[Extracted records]
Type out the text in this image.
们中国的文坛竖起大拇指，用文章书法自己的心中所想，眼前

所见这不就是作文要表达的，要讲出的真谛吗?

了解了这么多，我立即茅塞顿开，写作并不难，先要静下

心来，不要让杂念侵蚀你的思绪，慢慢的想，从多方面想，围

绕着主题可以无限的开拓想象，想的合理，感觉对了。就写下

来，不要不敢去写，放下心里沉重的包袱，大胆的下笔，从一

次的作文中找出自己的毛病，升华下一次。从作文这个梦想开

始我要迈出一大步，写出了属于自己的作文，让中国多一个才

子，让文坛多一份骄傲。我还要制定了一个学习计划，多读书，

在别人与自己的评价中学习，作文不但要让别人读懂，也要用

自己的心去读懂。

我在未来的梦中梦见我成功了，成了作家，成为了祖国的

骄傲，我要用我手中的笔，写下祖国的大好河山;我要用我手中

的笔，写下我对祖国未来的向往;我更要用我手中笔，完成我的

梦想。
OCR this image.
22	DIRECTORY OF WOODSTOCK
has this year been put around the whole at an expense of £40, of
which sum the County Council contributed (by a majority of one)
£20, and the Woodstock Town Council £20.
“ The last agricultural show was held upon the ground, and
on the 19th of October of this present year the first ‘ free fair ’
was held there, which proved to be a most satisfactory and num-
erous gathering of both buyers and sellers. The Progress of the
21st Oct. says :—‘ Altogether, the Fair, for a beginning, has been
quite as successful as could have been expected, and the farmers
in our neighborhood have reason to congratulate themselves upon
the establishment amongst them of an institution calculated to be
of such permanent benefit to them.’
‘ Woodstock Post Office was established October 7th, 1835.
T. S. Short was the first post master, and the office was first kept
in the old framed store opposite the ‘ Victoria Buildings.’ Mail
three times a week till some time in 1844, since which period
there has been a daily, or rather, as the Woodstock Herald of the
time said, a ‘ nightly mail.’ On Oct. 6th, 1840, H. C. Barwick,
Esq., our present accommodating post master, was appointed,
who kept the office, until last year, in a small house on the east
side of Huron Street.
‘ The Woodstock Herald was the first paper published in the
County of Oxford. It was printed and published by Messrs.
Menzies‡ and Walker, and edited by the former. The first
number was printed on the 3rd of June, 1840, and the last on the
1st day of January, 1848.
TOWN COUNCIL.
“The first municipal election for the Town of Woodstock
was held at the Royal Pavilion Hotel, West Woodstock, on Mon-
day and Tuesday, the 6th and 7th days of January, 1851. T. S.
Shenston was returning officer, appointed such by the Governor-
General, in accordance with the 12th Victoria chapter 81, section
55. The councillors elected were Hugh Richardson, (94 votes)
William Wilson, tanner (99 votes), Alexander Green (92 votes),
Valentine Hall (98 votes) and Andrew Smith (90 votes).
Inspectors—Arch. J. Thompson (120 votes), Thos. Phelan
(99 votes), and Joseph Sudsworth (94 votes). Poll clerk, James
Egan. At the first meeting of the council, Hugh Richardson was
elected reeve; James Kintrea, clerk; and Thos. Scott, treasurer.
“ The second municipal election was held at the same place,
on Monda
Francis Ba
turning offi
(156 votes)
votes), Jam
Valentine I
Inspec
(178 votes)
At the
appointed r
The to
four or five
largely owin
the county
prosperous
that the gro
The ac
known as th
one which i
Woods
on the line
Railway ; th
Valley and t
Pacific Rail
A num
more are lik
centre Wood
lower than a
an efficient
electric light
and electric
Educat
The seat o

**Given request:**
From the records above, extract each line exactly as shown.

**Result:**
Type out the text in this image.
们中国的文坛竖起大拇指，用文章书法自己的心中所想，眼前

所见这不就是作文要表达的，要讲出的真谛吗?

了解了这么多，我立即茅塞顿开，写作并不难，先要静下

心来，不要让杂念侵蚀你的思绪，慢慢的想，从多方面想，围

绕着主题可以无限的开拓想象，想的合理，感觉对了。就写下

来，不要不敢去写，放下心里沉重的包袱，大胆的下笔，从一

次的作文中找出自己的毛病，升华下一次。从作文这个梦想开

始我要迈出一大步，写出了属于自己的作文，让中国多一个才

子，让文坛多一份骄傲。我还要制定了一个学习计划，多读书，

在别人与自己的评价中学习，作文不但要让别人读懂，也要用

自己的心去读懂。

我在未来的梦中梦见我成功了，成了作家，成为了祖国的

骄傲，我要用我手中的笔，写下祖国的大好河山;我要用我手中

的笔，写下我对祖国未来的向往;我更要用我手中笔，完成我的

梦想。
OCR this image.
22	DIRECTORY OF WOODSTOCK
has this year been put around the whole at an expense of £40, of
which sum the County Council contributed (by a majority of one)
£20, and the Woodstock Town Council £20.
“ The last agricultural show was held upon the ground, and
on the 19th of October of this present year the first ‘ free fair ’
was held there, which proved to be a most satisfactory and num-
erous gathering of both buyers and sellers. The Progress of the
21st Oct. says :—‘ Altogether, the Fair, for a beginning, has been
quite as successful as could have been expected, and the farmers
in our neighborhood have reason to congratulate themselves upon
the establishment amongst them of an institution calculated to be
of such permanent benefit to them.’
‘ Woodstock Post Office was established October 7th, 1835.
T. S. Short was the first post master, and the office was first kept
in the old framed store opposite the ‘ Victoria Buildings.’ Mail
three times a week till some time in 1844, since which period
there has been a daily, or rather, as the Woodstock Herald of the
time said, a ‘ nightly mail.’ On Oct. 6th, 1840, H. C. Barwick,
Esq., our present accommodating post master, was appointed,
who kept the office, until last year, in a small house on the east
side of Huron Street.
‘ The Woodstock Herald was the first paper published in the
County of Oxford. It was printed and published by Messrs.
Menzies‡ and Walker, and edited by the former. The first
number was printed on the 3rd of June, 1840, and the last on the
1st day of January, 1848.
TOWN COUNCIL.
“The first municipal election for the Town of Woodstock
was held at the Royal Pavilion Hotel, West Woodstock, on Mon-
day and Tuesday, the 6th and 7th days of January, 1851. T. S.
Shenston was returning officer, appointed such by the Governor-
General, in accordance with the 12th Victoria chapter 81, section
55. The councillors elected were Hugh Richardson, (94 votes)
William Wilson, tanner (99 votes), Alexander Green (92 votes),
Valentine Hall (98 votes) and Andrew Smith (90 votes).
Inspectors—Arch. J. Thompson (120 votes), Thos. Phelan
(99 votes), and Joseph Sudsworth (94 votes). Poll clerk, James
Egan. At the first meeting of the council, Hugh Richardson was
elected reeve; James Kintrea, clerk; and Thos. Scott, treasurer.
“ The second municipal election was held at the same place,
on Monda
Francis Ba
turning offi
(156 votes)
votes), Jam
Valentine I
Inspec
(178 votes)
At the
appointed r
The to
four or five
largely owin
the county
prosperous
that the gro
The ac
known as th
one which i
Woods
on the line
Railway ; th
Valley and t
Pacific Rail
A num
more are lik
centre Wood
lower than a
an efficient
electric light
and electric
Educat
The seat o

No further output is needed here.